Exercise prompt »
Among the entries, which lines carry the string "title"? Copy each of them.

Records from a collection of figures
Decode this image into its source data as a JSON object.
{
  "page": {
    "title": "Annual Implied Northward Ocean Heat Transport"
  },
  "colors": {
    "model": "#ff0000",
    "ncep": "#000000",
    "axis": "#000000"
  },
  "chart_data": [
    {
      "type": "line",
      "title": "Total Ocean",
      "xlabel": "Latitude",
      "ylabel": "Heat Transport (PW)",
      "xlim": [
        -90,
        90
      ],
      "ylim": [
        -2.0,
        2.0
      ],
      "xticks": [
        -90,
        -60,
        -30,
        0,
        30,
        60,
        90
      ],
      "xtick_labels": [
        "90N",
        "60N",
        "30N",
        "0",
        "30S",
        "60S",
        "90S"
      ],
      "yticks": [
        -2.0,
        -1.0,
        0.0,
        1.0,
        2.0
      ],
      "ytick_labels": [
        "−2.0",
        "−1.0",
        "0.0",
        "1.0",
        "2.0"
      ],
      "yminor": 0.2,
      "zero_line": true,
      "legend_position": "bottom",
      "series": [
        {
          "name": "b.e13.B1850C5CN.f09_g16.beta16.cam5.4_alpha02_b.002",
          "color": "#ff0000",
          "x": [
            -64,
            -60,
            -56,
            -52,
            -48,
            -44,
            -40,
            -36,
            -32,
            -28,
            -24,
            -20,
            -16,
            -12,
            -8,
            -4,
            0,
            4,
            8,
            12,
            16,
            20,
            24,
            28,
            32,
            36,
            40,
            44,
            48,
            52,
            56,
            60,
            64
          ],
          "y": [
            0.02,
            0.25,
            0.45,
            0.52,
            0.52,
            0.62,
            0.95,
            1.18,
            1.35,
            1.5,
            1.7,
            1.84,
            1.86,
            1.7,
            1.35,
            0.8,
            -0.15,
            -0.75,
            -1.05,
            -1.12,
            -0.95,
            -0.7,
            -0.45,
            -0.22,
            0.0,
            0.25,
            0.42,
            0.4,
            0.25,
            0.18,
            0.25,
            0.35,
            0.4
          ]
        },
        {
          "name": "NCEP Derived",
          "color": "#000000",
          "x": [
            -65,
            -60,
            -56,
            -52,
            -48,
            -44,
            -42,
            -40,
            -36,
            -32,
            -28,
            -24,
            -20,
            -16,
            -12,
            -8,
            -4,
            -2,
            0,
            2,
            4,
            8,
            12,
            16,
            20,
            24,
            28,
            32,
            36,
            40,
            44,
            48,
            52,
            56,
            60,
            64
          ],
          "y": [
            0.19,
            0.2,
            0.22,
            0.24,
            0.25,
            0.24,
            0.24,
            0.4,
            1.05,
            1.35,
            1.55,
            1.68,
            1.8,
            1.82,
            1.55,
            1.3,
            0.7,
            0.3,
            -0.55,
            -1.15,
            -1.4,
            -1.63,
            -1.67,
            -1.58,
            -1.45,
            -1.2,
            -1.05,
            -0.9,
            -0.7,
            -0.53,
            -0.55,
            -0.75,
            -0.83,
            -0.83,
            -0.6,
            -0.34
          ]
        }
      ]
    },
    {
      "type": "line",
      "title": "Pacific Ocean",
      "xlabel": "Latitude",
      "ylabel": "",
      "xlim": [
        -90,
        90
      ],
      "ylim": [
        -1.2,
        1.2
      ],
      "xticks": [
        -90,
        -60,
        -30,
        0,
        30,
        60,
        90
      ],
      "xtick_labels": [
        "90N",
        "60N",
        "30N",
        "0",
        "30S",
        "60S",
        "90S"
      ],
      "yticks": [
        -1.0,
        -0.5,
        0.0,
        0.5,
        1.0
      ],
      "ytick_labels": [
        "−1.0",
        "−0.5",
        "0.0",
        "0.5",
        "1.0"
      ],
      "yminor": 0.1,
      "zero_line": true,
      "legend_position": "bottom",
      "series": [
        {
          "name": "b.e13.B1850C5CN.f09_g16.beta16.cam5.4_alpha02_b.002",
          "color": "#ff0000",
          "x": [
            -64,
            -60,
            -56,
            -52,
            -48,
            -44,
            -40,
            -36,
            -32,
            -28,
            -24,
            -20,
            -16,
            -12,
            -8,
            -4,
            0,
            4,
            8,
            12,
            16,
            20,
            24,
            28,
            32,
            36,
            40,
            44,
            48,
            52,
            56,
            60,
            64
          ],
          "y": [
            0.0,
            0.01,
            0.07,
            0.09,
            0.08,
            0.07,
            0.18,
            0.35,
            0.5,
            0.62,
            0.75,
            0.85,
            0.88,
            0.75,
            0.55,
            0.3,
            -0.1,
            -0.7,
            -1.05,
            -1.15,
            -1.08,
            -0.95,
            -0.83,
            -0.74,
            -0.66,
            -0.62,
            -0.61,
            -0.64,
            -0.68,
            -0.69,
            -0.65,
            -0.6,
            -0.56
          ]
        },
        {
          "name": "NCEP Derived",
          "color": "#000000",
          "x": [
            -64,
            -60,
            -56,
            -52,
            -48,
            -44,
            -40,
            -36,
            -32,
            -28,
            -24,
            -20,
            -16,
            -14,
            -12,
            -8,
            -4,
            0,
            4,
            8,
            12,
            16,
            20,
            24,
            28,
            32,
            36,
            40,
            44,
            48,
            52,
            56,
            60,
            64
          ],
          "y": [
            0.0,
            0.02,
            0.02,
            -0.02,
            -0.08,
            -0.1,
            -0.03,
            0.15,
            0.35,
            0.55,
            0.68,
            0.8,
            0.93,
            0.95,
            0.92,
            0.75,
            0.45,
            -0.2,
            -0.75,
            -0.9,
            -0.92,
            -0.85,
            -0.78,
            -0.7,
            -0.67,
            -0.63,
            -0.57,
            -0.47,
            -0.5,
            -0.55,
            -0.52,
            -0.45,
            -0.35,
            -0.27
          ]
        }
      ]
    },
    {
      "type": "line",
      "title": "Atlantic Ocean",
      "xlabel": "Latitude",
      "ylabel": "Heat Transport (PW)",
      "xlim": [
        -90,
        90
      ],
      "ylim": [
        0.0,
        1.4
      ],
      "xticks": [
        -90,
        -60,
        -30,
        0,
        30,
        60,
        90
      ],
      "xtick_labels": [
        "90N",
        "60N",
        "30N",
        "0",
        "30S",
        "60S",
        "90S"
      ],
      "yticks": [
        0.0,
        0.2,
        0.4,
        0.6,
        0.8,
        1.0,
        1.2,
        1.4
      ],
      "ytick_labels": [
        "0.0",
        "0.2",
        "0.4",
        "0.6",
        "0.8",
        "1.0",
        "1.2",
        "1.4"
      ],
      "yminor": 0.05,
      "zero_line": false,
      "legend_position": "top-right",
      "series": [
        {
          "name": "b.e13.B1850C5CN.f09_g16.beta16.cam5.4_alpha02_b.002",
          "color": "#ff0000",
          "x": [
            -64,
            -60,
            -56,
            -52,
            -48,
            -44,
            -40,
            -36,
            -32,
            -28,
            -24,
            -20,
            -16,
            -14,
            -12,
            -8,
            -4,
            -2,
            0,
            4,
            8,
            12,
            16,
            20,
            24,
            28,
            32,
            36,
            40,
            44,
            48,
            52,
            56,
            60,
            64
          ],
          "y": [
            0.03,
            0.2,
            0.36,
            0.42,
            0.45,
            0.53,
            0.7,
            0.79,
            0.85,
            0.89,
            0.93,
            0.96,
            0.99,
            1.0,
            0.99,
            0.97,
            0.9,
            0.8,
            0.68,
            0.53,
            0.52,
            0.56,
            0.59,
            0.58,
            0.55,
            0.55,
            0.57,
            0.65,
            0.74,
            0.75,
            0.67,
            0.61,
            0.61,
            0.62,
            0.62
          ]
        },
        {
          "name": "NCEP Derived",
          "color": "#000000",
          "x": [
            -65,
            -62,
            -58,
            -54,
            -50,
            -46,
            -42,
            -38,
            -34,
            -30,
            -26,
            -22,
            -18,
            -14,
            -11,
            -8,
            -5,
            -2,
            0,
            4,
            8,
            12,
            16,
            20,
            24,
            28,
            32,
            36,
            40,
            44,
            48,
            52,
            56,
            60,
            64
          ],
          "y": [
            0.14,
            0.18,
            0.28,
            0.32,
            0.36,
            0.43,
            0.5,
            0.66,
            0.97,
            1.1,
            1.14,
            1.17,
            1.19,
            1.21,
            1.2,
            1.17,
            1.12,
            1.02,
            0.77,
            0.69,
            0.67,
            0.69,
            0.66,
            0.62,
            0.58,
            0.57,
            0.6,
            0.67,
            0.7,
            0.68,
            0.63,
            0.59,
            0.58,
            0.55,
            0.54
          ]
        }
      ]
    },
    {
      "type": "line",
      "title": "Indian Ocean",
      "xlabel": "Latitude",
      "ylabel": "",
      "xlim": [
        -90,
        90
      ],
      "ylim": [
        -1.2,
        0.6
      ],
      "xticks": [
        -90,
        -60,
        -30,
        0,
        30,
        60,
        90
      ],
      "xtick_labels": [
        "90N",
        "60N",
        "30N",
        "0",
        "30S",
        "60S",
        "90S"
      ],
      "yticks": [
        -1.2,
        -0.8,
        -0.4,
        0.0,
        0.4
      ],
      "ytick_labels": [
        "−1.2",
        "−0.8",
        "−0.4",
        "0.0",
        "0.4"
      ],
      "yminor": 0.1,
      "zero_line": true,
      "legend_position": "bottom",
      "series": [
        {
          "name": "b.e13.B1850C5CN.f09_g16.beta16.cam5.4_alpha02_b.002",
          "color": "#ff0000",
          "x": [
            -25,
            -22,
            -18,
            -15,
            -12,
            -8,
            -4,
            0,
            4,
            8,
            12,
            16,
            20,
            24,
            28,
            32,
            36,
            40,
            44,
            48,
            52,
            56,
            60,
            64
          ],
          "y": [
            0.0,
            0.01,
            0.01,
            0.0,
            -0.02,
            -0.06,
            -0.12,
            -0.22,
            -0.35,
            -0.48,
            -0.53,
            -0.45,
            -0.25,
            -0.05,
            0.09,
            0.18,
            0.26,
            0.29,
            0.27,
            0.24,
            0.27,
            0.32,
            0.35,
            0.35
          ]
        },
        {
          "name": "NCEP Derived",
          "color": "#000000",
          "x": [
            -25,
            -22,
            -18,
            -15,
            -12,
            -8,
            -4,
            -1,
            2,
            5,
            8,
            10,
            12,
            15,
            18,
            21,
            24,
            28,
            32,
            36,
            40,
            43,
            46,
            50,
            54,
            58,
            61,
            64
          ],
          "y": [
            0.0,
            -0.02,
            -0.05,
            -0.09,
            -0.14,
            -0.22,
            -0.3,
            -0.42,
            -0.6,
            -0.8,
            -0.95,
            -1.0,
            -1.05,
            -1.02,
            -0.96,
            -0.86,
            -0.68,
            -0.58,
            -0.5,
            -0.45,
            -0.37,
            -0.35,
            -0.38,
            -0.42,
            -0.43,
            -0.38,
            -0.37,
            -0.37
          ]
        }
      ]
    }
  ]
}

Result of the exercise »
    "title": "Annual Implied Northward Ocean Heat Transport"
      "title": "Total Ocean",
      "title": "Pacific Ocean",
      "title": "Atlantic Ocean",
      "title": "Indian Ocean",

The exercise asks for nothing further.